Exercise task.
Identify each line holding the string "lobby" and copy it.

+--

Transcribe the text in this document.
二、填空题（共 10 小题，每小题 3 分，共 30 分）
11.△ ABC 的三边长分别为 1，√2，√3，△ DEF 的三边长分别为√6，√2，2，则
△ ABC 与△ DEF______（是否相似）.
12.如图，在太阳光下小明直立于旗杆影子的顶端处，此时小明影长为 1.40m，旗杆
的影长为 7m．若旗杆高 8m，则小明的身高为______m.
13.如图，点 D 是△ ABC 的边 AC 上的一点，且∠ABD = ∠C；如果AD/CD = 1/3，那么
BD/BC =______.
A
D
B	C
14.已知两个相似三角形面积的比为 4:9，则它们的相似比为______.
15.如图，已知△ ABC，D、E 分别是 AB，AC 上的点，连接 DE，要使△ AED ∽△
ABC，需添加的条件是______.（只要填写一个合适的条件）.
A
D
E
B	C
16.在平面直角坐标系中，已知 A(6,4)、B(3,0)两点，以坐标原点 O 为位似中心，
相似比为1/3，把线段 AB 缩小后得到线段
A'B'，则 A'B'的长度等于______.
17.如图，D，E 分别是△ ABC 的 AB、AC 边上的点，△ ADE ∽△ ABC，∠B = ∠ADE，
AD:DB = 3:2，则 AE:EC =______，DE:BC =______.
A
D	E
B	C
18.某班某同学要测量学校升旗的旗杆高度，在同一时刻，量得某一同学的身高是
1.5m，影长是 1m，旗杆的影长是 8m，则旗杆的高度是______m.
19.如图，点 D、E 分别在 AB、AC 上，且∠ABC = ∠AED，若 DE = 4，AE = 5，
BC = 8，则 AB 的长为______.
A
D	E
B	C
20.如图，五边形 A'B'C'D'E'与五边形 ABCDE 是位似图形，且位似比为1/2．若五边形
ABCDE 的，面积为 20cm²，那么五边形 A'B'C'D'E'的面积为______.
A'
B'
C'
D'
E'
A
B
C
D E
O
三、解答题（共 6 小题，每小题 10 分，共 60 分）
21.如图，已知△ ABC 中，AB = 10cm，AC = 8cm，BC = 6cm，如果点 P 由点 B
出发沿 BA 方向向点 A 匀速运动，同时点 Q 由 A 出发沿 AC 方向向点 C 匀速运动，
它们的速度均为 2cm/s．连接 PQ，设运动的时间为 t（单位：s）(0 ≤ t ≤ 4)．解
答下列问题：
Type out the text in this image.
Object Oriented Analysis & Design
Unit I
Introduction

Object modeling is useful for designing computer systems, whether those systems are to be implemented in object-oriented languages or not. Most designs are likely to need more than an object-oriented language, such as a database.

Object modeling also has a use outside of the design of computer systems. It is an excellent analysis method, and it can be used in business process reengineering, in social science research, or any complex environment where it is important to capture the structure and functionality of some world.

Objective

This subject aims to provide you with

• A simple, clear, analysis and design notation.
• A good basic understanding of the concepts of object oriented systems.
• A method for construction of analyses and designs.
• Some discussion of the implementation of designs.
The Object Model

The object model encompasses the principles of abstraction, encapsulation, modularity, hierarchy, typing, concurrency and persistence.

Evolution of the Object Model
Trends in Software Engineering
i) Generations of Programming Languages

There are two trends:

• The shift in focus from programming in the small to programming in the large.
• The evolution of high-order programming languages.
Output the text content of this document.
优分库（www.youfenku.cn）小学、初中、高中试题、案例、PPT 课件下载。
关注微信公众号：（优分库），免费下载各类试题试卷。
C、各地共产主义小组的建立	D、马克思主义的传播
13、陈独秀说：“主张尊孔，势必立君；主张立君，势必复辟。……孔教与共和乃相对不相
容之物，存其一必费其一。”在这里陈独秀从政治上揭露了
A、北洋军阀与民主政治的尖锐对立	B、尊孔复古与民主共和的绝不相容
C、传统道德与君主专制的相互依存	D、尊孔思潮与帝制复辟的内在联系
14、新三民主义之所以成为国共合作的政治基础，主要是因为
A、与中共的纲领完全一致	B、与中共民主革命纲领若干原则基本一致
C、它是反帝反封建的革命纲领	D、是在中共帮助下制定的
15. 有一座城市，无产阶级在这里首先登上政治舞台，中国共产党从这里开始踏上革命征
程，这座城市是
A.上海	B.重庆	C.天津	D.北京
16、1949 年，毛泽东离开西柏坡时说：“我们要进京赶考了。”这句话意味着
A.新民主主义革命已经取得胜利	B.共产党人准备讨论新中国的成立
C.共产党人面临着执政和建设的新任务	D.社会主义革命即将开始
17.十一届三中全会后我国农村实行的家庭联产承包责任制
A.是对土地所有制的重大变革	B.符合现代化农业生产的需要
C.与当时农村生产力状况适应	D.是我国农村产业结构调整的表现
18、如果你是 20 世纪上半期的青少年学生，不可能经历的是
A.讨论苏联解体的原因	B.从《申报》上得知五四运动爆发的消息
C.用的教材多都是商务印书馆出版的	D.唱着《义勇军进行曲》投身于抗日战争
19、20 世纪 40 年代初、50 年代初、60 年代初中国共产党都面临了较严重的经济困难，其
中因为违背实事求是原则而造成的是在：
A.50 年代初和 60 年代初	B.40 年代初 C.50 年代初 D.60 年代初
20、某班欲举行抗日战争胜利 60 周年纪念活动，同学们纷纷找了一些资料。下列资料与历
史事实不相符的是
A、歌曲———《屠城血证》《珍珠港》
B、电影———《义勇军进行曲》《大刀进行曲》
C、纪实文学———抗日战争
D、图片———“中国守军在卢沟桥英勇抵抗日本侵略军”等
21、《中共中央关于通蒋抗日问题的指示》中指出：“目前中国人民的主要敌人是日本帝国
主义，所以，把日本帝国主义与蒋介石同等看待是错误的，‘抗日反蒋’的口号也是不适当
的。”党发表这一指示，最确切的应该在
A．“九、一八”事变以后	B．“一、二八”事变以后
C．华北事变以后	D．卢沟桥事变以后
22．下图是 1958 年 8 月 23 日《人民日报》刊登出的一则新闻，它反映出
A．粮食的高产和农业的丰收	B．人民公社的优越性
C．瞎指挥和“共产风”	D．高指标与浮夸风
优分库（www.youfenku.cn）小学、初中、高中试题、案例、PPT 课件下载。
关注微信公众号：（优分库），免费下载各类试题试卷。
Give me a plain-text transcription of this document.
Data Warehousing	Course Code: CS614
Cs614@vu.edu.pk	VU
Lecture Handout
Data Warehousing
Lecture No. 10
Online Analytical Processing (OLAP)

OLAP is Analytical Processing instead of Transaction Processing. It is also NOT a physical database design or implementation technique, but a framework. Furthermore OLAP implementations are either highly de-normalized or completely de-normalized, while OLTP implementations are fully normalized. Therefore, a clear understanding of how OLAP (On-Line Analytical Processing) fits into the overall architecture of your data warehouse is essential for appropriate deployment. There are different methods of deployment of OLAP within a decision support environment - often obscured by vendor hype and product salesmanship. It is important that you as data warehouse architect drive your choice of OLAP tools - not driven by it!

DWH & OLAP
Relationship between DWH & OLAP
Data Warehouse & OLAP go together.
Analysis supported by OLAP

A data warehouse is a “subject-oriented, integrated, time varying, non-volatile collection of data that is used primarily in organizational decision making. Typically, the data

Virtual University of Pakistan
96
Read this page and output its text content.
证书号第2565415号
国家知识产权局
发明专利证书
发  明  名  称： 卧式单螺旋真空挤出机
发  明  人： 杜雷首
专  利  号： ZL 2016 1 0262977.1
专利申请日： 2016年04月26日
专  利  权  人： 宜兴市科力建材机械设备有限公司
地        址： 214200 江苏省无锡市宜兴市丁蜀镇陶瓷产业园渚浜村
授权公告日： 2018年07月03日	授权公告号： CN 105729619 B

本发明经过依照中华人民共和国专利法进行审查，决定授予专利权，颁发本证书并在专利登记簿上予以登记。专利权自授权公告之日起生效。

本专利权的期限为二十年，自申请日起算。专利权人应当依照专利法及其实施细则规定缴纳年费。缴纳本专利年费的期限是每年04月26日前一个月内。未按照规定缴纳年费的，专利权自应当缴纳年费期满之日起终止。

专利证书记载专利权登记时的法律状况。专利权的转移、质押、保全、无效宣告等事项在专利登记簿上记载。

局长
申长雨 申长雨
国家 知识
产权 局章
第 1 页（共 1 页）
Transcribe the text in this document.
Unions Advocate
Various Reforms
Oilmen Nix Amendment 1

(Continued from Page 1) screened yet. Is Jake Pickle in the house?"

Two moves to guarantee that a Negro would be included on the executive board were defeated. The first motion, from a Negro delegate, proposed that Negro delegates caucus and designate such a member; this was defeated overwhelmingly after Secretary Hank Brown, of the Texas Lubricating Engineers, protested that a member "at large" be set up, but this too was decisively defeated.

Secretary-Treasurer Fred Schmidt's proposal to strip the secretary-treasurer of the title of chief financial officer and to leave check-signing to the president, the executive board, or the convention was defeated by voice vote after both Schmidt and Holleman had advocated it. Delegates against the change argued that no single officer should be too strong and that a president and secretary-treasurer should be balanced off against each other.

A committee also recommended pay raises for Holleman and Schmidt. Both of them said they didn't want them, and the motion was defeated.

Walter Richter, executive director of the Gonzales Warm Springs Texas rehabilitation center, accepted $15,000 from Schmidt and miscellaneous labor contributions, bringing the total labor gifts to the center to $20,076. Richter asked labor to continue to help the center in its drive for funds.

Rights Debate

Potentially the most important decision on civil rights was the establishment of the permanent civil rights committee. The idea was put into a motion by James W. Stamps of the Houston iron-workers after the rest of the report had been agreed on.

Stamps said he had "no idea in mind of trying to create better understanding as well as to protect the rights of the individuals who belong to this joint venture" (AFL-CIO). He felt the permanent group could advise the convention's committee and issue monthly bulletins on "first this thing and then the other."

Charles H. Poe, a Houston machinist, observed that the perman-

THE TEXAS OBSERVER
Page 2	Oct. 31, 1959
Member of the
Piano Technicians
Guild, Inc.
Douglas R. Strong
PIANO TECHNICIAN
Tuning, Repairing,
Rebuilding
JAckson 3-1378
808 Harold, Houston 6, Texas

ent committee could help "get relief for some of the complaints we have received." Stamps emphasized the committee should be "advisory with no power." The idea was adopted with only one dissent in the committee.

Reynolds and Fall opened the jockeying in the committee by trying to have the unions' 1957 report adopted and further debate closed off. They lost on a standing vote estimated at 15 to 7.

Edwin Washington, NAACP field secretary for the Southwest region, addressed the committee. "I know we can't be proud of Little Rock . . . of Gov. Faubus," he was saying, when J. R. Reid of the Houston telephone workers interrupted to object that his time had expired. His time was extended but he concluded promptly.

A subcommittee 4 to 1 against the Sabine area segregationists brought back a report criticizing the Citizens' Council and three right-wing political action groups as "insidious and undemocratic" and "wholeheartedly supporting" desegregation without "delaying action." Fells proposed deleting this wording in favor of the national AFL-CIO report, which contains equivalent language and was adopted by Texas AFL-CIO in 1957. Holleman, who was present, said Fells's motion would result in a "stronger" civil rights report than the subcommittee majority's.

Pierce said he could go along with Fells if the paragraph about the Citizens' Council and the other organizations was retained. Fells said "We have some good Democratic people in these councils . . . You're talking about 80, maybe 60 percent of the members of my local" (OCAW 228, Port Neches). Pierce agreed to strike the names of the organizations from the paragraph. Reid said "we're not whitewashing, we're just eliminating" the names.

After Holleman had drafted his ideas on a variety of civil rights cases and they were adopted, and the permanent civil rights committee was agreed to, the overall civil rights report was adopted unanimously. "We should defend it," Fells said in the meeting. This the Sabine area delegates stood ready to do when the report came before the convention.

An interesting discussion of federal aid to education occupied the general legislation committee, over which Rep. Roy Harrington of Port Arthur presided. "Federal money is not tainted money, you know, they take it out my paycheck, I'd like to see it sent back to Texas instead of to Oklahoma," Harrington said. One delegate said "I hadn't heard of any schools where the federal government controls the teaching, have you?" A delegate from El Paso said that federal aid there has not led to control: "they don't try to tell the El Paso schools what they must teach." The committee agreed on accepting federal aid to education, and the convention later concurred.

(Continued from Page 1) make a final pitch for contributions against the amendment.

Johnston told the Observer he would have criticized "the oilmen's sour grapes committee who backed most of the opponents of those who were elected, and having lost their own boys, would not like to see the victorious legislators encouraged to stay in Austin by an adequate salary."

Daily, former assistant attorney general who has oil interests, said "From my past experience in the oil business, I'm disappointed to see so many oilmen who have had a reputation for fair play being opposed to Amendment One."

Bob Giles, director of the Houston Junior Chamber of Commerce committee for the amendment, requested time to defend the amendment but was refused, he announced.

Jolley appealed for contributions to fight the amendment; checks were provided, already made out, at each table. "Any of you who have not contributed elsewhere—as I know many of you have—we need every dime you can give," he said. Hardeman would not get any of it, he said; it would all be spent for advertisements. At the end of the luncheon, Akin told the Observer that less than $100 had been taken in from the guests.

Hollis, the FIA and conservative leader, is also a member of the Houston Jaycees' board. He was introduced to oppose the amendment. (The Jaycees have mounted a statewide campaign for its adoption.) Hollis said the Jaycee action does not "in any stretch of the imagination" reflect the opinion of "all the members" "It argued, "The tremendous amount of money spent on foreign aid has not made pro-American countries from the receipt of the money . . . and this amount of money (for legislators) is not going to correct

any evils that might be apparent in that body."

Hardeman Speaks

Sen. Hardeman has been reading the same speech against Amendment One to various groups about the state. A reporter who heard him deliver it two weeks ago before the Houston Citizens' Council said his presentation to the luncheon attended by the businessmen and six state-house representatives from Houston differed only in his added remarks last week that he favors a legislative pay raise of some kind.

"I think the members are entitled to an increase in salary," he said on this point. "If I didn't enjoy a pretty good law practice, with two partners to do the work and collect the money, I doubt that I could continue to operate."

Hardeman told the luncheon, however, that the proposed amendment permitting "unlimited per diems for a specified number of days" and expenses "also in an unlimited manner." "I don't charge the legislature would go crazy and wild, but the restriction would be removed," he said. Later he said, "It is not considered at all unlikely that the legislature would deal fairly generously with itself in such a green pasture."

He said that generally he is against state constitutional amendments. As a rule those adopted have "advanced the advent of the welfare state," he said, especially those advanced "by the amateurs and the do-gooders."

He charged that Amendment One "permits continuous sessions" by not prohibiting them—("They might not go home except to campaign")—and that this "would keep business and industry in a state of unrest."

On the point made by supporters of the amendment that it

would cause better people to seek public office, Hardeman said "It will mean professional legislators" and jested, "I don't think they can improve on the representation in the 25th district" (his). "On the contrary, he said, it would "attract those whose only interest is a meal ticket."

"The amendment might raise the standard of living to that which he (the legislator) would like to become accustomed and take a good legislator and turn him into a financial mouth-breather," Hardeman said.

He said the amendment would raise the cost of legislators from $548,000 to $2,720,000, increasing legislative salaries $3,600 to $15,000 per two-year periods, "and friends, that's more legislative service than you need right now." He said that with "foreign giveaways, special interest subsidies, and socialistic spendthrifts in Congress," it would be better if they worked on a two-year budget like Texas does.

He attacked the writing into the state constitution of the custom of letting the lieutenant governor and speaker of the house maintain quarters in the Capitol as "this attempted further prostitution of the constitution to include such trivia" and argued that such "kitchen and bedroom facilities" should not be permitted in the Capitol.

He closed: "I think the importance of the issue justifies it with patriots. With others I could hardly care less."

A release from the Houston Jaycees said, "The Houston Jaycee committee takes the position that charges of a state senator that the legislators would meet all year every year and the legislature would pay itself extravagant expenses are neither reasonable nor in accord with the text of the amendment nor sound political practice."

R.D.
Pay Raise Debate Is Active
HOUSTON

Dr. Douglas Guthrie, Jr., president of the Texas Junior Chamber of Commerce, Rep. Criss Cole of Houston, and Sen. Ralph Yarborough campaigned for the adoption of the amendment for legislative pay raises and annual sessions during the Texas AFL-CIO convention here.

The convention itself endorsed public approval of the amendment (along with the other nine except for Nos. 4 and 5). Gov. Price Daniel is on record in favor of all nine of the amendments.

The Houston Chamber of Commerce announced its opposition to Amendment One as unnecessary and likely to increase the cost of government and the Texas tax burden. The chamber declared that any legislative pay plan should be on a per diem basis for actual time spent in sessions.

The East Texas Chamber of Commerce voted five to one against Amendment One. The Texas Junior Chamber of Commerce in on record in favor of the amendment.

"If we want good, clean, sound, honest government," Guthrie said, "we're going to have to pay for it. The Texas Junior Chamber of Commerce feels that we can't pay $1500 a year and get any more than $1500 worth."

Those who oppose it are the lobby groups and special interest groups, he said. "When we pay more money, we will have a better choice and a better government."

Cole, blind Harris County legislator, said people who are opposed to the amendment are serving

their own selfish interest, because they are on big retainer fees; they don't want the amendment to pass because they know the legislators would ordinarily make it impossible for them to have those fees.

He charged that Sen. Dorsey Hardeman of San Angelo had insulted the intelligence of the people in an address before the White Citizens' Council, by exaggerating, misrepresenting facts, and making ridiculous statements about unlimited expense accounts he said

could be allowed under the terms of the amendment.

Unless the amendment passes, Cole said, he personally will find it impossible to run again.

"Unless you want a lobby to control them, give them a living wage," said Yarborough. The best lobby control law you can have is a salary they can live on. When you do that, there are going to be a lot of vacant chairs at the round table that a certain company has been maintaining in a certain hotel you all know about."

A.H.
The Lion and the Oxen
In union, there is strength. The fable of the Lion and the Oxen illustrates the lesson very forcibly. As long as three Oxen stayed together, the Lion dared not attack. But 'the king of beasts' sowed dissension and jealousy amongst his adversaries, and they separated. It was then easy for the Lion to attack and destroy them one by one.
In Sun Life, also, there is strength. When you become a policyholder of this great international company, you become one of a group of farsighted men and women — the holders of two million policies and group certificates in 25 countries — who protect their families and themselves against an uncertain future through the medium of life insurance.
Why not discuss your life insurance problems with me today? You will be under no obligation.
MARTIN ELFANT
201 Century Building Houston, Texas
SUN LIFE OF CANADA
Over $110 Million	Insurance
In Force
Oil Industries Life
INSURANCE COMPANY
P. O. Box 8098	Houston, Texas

+--

Complete response.
Those who oppose it are the lobby groups and special interest groups, he said. "When we pay more money, we will have a better choice and a better government."
"Unless you want a lobby to control them, give them a living wage," said Yarborough. The best lobby control law you can have is a salary they can live on. When you do that, there are going to be a lot of vacant chairs at the round table that a certain company has been maintaining in a certain hotel you all know about."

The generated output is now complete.